• _DIRECTIONS FOR THIS TASK_: The listing below must be repeated word for word, with its images excluded.

═══ MATERIAL SUPPLIED ═══

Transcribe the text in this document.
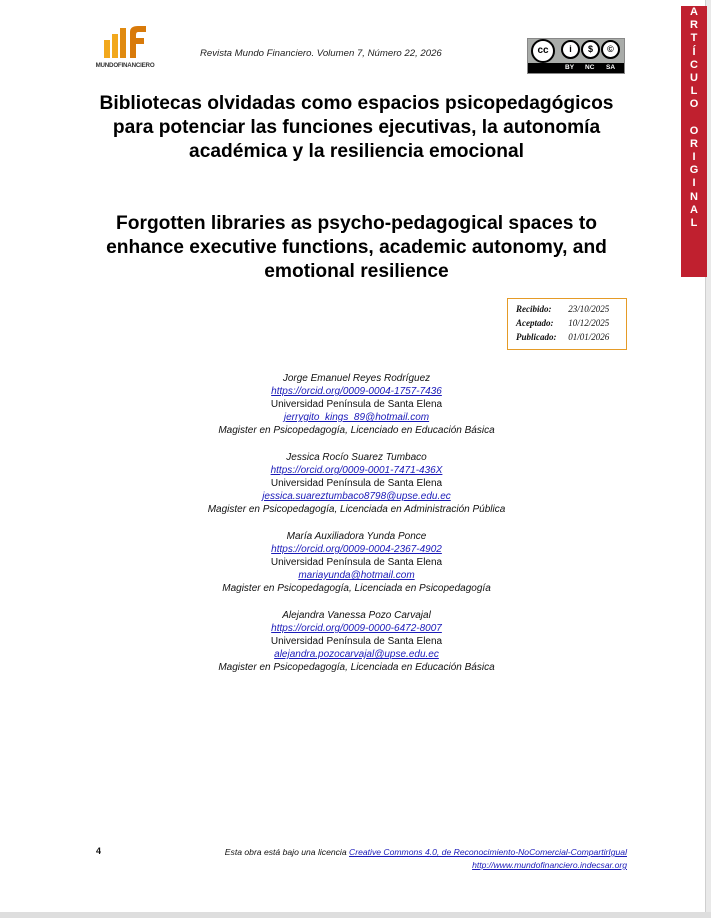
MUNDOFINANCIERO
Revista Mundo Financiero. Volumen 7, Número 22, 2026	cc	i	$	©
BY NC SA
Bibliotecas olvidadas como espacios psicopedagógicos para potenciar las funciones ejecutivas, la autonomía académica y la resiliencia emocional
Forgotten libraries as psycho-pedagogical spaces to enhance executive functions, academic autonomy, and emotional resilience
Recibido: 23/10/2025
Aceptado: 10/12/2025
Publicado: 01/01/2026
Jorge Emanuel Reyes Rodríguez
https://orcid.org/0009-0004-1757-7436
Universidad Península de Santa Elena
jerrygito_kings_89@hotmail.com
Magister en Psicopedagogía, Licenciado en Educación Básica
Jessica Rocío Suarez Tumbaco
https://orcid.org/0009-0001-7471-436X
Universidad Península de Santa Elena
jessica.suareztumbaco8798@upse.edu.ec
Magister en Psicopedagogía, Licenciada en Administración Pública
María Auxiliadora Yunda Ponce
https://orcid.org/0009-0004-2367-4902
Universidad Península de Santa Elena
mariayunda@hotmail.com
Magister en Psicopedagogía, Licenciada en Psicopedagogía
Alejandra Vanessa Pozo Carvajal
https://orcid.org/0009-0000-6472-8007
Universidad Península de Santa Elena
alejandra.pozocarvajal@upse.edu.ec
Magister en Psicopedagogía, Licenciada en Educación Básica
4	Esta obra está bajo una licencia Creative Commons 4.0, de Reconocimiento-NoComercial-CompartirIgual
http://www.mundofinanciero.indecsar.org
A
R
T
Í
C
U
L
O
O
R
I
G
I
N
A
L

═══

• _WRITTEN ANSWER_:
Transcribe the text in this document.
MUNDOFINANCIERO
Revista Mundo Financiero. Volumen 7, Número 22, 2026	cc	i	$	©
BY NC SA
Bibliotecas olvidadas como espacios psicopedagógicos para potenciar las funciones ejecutivas, la autonomía académica y la resiliencia emocional
Forgotten libraries as psycho-pedagogical spaces to enhance executive functions, academic autonomy, and emotional resilience
Recibido: 23/10/2025
Aceptado: 10/12/2025
Publicado: 01/01/2026
Jorge Emanuel Reyes Rodríguez
https://orcid.org/0009-0004-1757-7436
Universidad Península de Santa Elena
jerrygito_kings_89@hotmail.com
Magister en Psicopedagogía, Licenciado en Educación Básica
Jessica Rocío Suarez Tumbaco
https://orcid.org/0009-0001-7471-436X
Universidad Península de Santa Elena
jessica.suareztumbaco8798@upse.edu.ec
Magister en Psicopedagogía, Licenciada en Administración Pública
María Auxiliadora Yunda Ponce
https://orcid.org/0009-0004-2367-4902
Universidad Península de Santa Elena
mariayunda@hotmail.com
Magister en Psicopedagogía, Licenciada en Psicopedagogía
Alejandra Vanessa Pozo Carvajal
https://orcid.org/0009-0000-6472-8007
Universidad Península de Santa Elena
alejandra.pozocarvajal@upse.edu.ec
Magister en Psicopedagogía, Licenciada en Educación Básica
4	Esta obra está bajo una licencia Creative Commons 4.0, de Reconocimiento-NoComercial-CompartirIgual
http://www.mundofinanciero.indecsar.org
A
R
T
Í
C
U
L
O
O
R
I
G
I
N
A
L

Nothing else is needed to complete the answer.